* **PROVIDED DATA**:
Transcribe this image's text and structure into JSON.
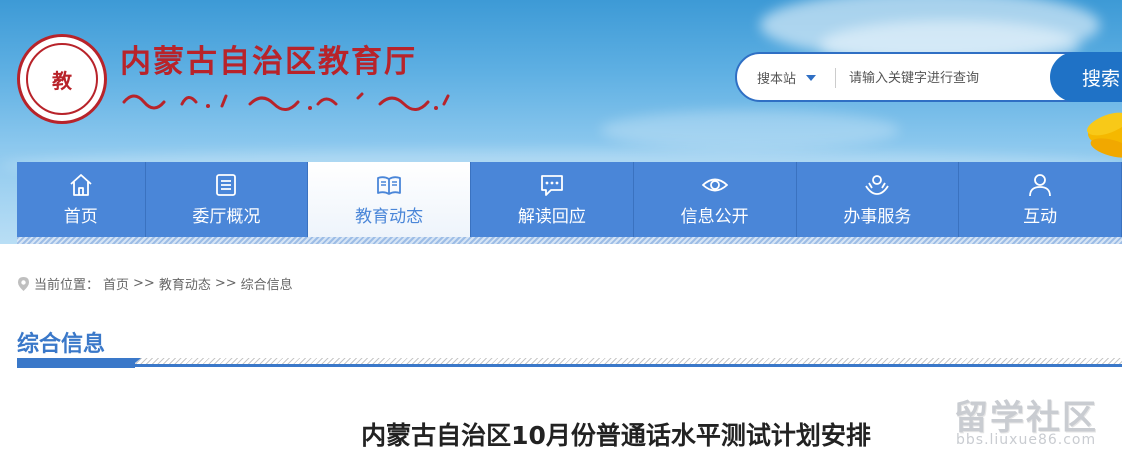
{
  "header": {
    "site_title": "内蒙古自治区教育厅",
    "emblem_text": "教",
    "colors": {
      "brand_red": "#b8232a",
      "nav_blue": "#4a86d8",
      "accent_blue": "#1f72c6"
    }
  },
  "search": {
    "scope_label": "搜本站",
    "placeholder": "请输入关键字进行查询",
    "button_label": "搜索"
  },
  "nav": {
    "items": [
      {
        "label": "首页",
        "icon": "home-icon"
      },
      {
        "label": "委厅概况",
        "icon": "list-icon"
      },
      {
        "label": "教育动态",
        "icon": "book-icon",
        "active": true
      },
      {
        "label": "解读回应",
        "icon": "chat-icon"
      },
      {
        "label": "信息公开",
        "icon": "eye-icon"
      },
      {
        "label": "办事服务",
        "icon": "service-icon"
      },
      {
        "label": "互动",
        "icon": "user-icon"
      }
    ]
  },
  "breadcrumb": {
    "prefix": "当前位置：",
    "items": [
      "首页",
      "教育动态",
      "综合信息"
    ],
    "separator": ">>"
  },
  "section": {
    "title": "综合信息"
  },
  "article": {
    "title": "内蒙古自治区10月份普通话水平测试计划安排"
  },
  "watermark": {
    "main": "留学社区",
    "sub": "bbs.liuxue86.com"
  }
}
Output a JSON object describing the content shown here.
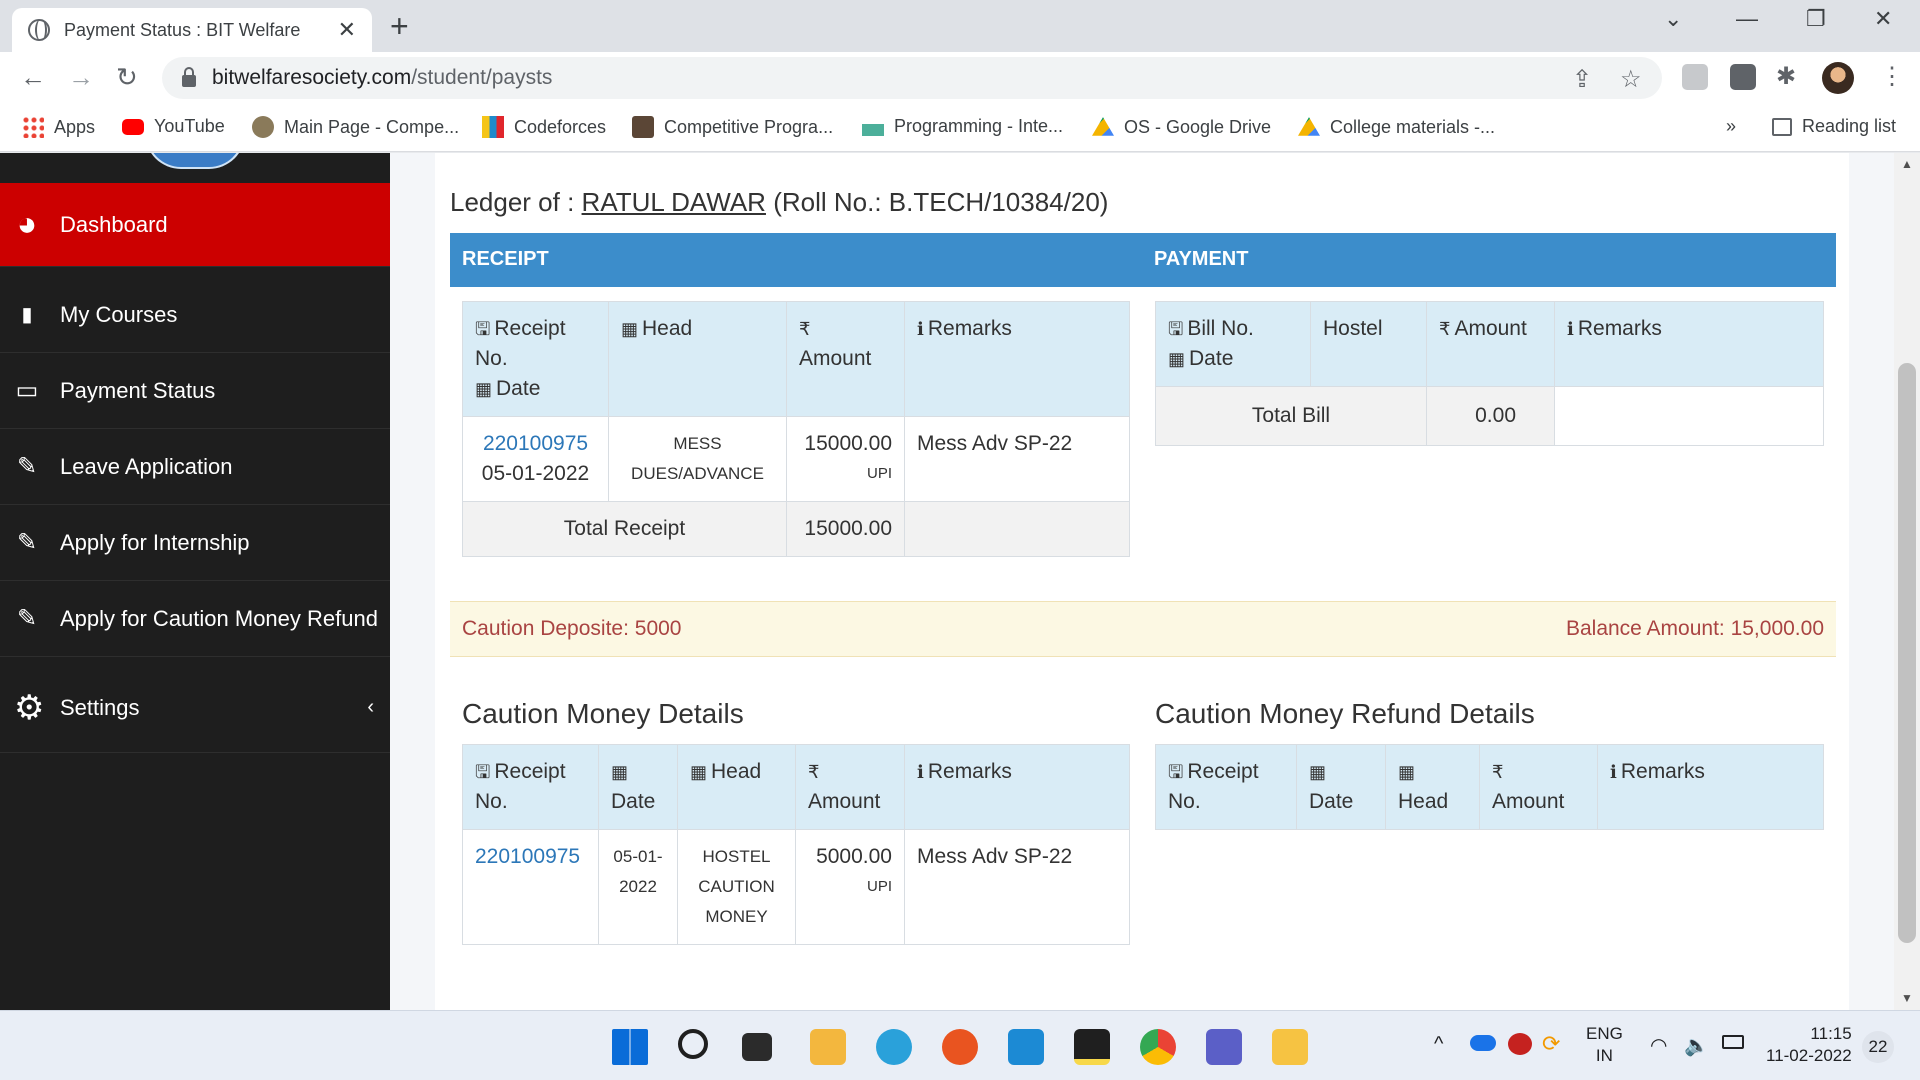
{
  "browser": {
    "tab_title": "Payment Status : BIT Welfare",
    "url_host": "bitwelfaresociety.com",
    "url_path": "/student/paysts",
    "bookmarks": [
      "Apps",
      "YouTube",
      "Main Page - Compe...",
      "Codeforces",
      "Competitive Progra...",
      "Programming - Inte...",
      "OS - Google Drive",
      "College materials -..."
    ],
    "more_bookmarks": "»",
    "reading_list": "Reading list"
  },
  "sidebar": {
    "items": [
      {
        "label": "Dashboard",
        "icon": "dashboard-icon",
        "active": true
      },
      {
        "label": "My Courses",
        "icon": "file-icon"
      },
      {
        "label": "Payment Status",
        "icon": "credit-card-icon"
      },
      {
        "label": "Leave Application",
        "icon": "paperclip-icon"
      },
      {
        "label": "Apply for Internship",
        "icon": "paperclip-icon"
      },
      {
        "label": "Apply for Caution Money Refund",
        "icon": "paperclip-icon"
      },
      {
        "label": "Settings",
        "icon": "gear-icon"
      }
    ]
  },
  "ledger": {
    "prefix": "Ledger of : ",
    "name": "RATUL DAWAR",
    "roll": "(Roll No.: B.TECH/10384/20)"
  },
  "receipt": {
    "title": "RECEIPT",
    "headers": {
      "receipt_no": "Receipt No.",
      "date": "Date",
      "head": "Head",
      "amount": "Amount",
      "remarks": "Remarks"
    },
    "rows": [
      {
        "receipt_no": "220100975",
        "date": "05-01-2022",
        "head": "MESS DUES/ADVANCE",
        "amount": "15000.00",
        "mode": "UPI",
        "remarks": "Mess Adv SP-22"
      }
    ],
    "total_label": "Total Receipt",
    "total_value": "15000.00"
  },
  "payment": {
    "title": "PAYMENT",
    "headers": {
      "bill_no": "Bill No.",
      "date": "Date",
      "hostel": "Hostel",
      "amount": "Amount",
      "remarks": "Remarks"
    },
    "total_label": "Total Bill",
    "total_value": "0.00"
  },
  "summary": {
    "caution_deposit": "Caution Deposite: 5000",
    "balance": "Balance Amount: 15,000.00"
  },
  "caution_details": {
    "title": "Caution Money Details",
    "headers": {
      "receipt_no": "Receipt No.",
      "date": "Date",
      "head": "Head",
      "amount": "Amount",
      "remarks": "Remarks"
    },
    "rows": [
      {
        "receipt_no": "220100975",
        "date": "05-01-2022",
        "head": "HOSTEL CAUTION MONEY",
        "amount": "5000.00",
        "mode": "UPI",
        "remarks": "Mess Adv SP-22"
      }
    ]
  },
  "refund_details": {
    "title": "Caution Money Refund Details",
    "headers": {
      "receipt_no": "Receipt No.",
      "date": "Date",
      "head": "Head",
      "amount": "Amount",
      "remarks": "Remarks"
    }
  },
  "taskbar": {
    "lang": "ENG",
    "region": "IN",
    "time": "11:15",
    "date": "11-02-2022",
    "notifications": "22"
  },
  "colors": {
    "accent": "#3c8dcb",
    "active": "#cc0000",
    "warning_text": "#a94442"
  }
}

* **WHAT IS EXPECTED**: Pictures are to be left out; repeat all the remaining data exactly.

* **FINISHED TASK**:
Transcribe this image's text and structure into JSON.
{
  "header": {
    "site_title": "内蒙古自治区教育厅",
    "emblem_text": "教",
    "colors": {
      "brand_red": "#b8232a",
      "nav_blue": "#4a86d8",
      "accent_blue": "#1f72c6"
    }
  },
  "search": {
    "scope_label": "搜本站",
    "placeholder": "请输入关键字进行查询",
    "button_label": "搜索"
  },
  "nav": {
    "items": [
      {
        "label": "首页",
        "icon": "home-icon"
      },
      {
        "label": "委厅概况",
        "icon": "list-icon"
      },
      {
        "label": "教育动态",
        "icon": "book-icon",
        "active": true
      },
      {
        "label": "解读回应",
        "icon": "chat-icon"
      },
      {
        "label": "信息公开",
        "icon": "eye-icon"
      },
      {
        "label": "办事服务",
        "icon": "service-icon"
      },
      {
        "label": "互动",
        "icon": "user-icon"
      }
    ]
  },
  "breadcrumb": {
    "prefix": "当前位置：",
    "items": [
      "首页",
      "教育动态",
      "综合信息"
    ],
    "separator": ">>"
  },
  "section": {
    "title": "综合信息"
  },
  "article": {
    "title": "内蒙古自治区10月份普通话水平测试计划安排"
  },
  "watermark": {
    "main": "留学社区",
    "sub": "bbs.liuxue86.com"
  }
}
Output a JSON object describing the content shown here.
{
  "browser": {
    "tab_title": "Payment Status : BIT Welfare",
    "url_host": "bitwelfaresociety.com",
    "url_path": "/student/paysts",
    "bookmarks": [
      "Apps",
      "YouTube",
      "Main Page - Compe...",
      "Codeforces",
      "Competitive Progra...",
      "Programming - Inte...",
      "OS - Google Drive",
      "College materials -..."
    ],
    "more_bookmarks": "»",
    "reading_list": "Reading list"
  },
  "sidebar": {
    "items": [
      {
        "label": "Dashboard",
        "icon": "dashboard-icon",
        "active": true
      },
      {
        "label": "My Courses",
        "icon": "file-icon"
      },
      {
        "label": "Payment Status",
        "icon": "credit-card-icon"
      },
      {
        "label": "Leave Application",
        "icon": "paperclip-icon"
      },
      {
        "label": "Apply for Internship",
        "icon": "paperclip-icon"
      },
      {
        "label": "Apply for Caution Money Refund",
        "icon": "paperclip-icon"
      },
      {
        "label": "Settings",
        "icon": "gear-icon"
      }
    ]
  },
  "ledger": {
    "prefix": "Ledger of : ",
    "name": "RATUL DAWAR",
    "roll": "(Roll No.: B.TECH/10384/20)"
  },
  "receipt": {
    "title": "RECEIPT",
    "headers": {
      "receipt_no": "Receipt No.",
      "date": "Date",
      "head": "Head",
      "amount": "Amount",
      "remarks": "Remarks"
    },
    "rows": [
      {
        "receipt_no": "220100975",
        "date": "05-01-2022",
        "head": "MESS DUES/ADVANCE",
        "amount": "15000.00",
        "mode": "UPI",
        "remarks": "Mess Adv SP-22"
      }
    ],
    "total_label": "Total Receipt",
    "total_value": "15000.00"
  },
  "payment": {
    "title": "PAYMENT",
    "headers": {
      "bill_no": "Bill No.",
      "date": "Date",
      "hostel": "Hostel",
      "amount": "Amount",
      "remarks": "Remarks"
    },
    "total_label": "Total Bill",
    "total_value": "0.00"
  },
  "summary": {
    "caution_deposit": "Caution Deposite: 5000",
    "balance": "Balance Amount: 15,000.00"
  },
  "caution_details": {
    "title": "Caution Money Details",
    "headers": {
      "receipt_no": "Receipt No.",
      "date": "Date",
      "head": "Head",
      "amount": "Amount",
      "remarks": "Remarks"
    },
    "rows": [
      {
        "receipt_no": "220100975",
        "date": "05-01-2022",
        "head": "HOSTEL CAUTION MONEY",
        "amount": "5000.00",
        "mode": "UPI",
        "remarks": "Mess Adv SP-22"
      }
    ]
  },
  "refund_details": {
    "title": "Caution Money Refund Details",
    "headers": {
      "receipt_no": "Receipt No.",
      "date": "Date",
      "head": "Head",
      "amount": "Amount",
      "remarks": "Remarks"
    }
  },
  "taskbar": {
    "lang": "ENG",
    "region": "IN",
    "time": "11:15",
    "date": "11-02-2022",
    "notifications": "22"
  },
  "colors": {
    "accent": "#3c8dcb",
    "active": "#cc0000",
    "warning_text": "#a94442"
  }
}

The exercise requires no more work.